▸ Written task:
Retype each line exactly. Skip images.

(Stored entries)
○ ○ ○
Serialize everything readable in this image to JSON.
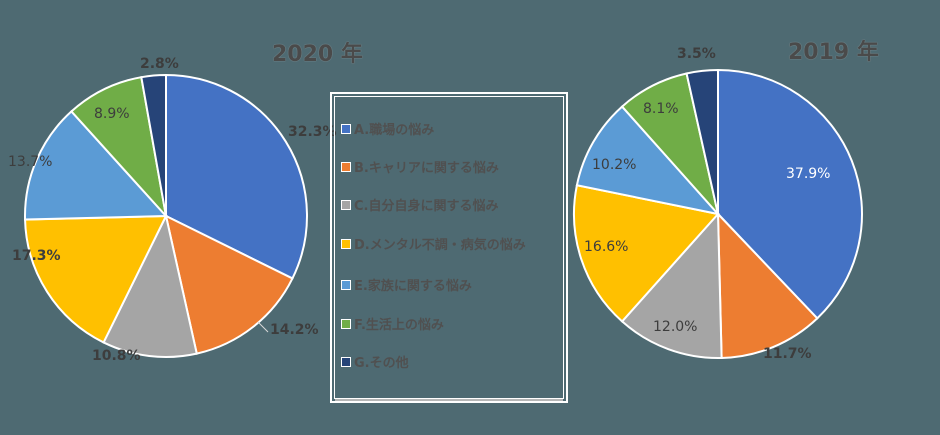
{
  "chart_data": [
    {
      "type": "pie",
      "title": "2020 年",
      "categories": [
        "A.職場の悩み",
        "B.キャリアに関する悩み",
        "C.自分自身に関する悩み",
        "D.メンタル不調・病気の悩み",
        "E.家族に関する悩み",
        "F.生活上の悩み",
        "G.その他"
      ],
      "values": [
        32.3,
        14.2,
        10.8,
        17.3,
        13.7,
        8.9,
        2.8
      ],
      "labels": [
        "32.3%",
        "14.2%",
        "10.8%",
        "17.3%",
        "13.7%",
        "8.9%",
        "2.8%"
      ],
      "legend_position": "right"
    },
    {
      "type": "pie",
      "title": "2019 年",
      "categories": [
        "A.職場の悩み",
        "B.キャリアに関する悩み",
        "C.自分自身に関する悩み",
        "D.メンタル不調・病気の悩み",
        "E.家族に関する悩み",
        "F.生活上の悩み",
        "G.その他"
      ],
      "values": [
        37.9,
        11.7,
        12.0,
        16.6,
        10.2,
        8.1,
        3.5
      ],
      "labels": [
        "37.9%",
        "11.7%",
        "12.0%",
        "16.6%",
        "10.2%",
        "8.1%",
        "3.5%"
      ],
      "legend_position": "left"
    }
  ],
  "colors": [
    "#4472c4",
    "#ed7d31",
    "#a5a5a5",
    "#ffc000",
    "#5b9bd5",
    "#70ad47",
    "#264478"
  ],
  "legend": {
    "items": [
      {
        "label": "A.職場の悩み",
        "color": "#4472c4"
      },
      {
        "label": "B.キャリアに関する悩み",
        "color": "#ed7d31"
      },
      {
        "label": "C.自分自身に関する悩み",
        "color": "#a5a5a5"
      },
      {
        "label": "D.メンタル不調・病気の悩み",
        "color": "#ffc000"
      },
      {
        "label": "E.家族に関する悩み",
        "color": "#5b9bd5"
      },
      {
        "label": "F.生活上の悩み",
        "color": "#70ad47"
      },
      {
        "label": "G.その他",
        "color": "#264478"
      }
    ]
  }
}
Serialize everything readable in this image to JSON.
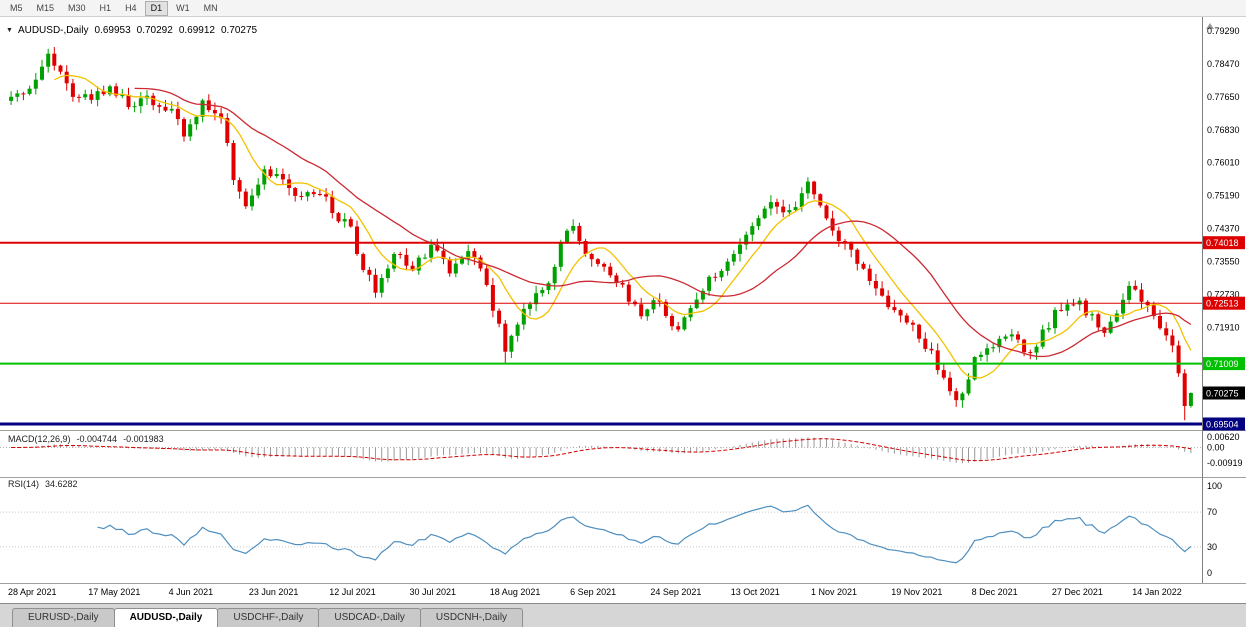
○ ○ ○
▸ Answer to this problem:
Serialize everything readable in this image to JSON.
{
  "chart_data": [
    {
      "type": "pie",
      "title": "2020 年",
      "categories": [
        "A.職場の悩み",
        "B.キャリアに関する悩み",
        "C.自分自身に関する悩み",
        "D.メンタル不調・病気の悩み",
        "E.家族に関する悩み",
        "F.生活上の悩み",
        "G.その他"
      ],
      "values": [
        32.3,
        14.2,
        10.8,
        17.3,
        13.7,
        8.9,
        2.8
      ],
      "labels": [
        "32.3%",
        "14.2%",
        "10.8%",
        "17.3%",
        "13.7%",
        "8.9%",
        "2.8%"
      ],
      "legend_position": "right"
    },
    {
      "type": "pie",
      "title": "2019 年",
      "categories": [
        "A.職場の悩み",
        "B.キャリアに関する悩み",
        "C.自分自身に関する悩み",
        "D.メンタル不調・病気の悩み",
        "E.家族に関する悩み",
        "F.生活上の悩み",
        "G.その他"
      ],
      "values": [
        37.9,
        11.7,
        12.0,
        16.6,
        10.2,
        8.1,
        3.5
      ],
      "labels": [
        "37.9%",
        "11.7%",
        "12.0%",
        "16.6%",
        "10.2%",
        "8.1%",
        "3.5%"
      ],
      "legend_position": "left"
    }
  ],
  "colors": [
    "#4472c4",
    "#ed7d31",
    "#a5a5a5",
    "#ffc000",
    "#5b9bd5",
    "#70ad47",
    "#264478"
  ],
  "legend": {
    "items": [
      {
        "label": "A.職場の悩み",
        "color": "#4472c4"
      },
      {
        "label": "B.キャリアに関する悩み",
        "color": "#ed7d31"
      },
      {
        "label": "C.自分自身に関する悩み",
        "color": "#a5a5a5"
      },
      {
        "label": "D.メンタル不調・病気の悩み",
        "color": "#ffc000"
      },
      {
        "label": "E.家族に関する悩み",
        "color": "#5b9bd5"
      },
      {
        "label": "F.生活上の悩み",
        "color": "#70ad47"
      },
      {
        "label": "G.その他",
        "color": "#264478"
      }
    ]
  }
}
Serialize everything readable in this image to JSON.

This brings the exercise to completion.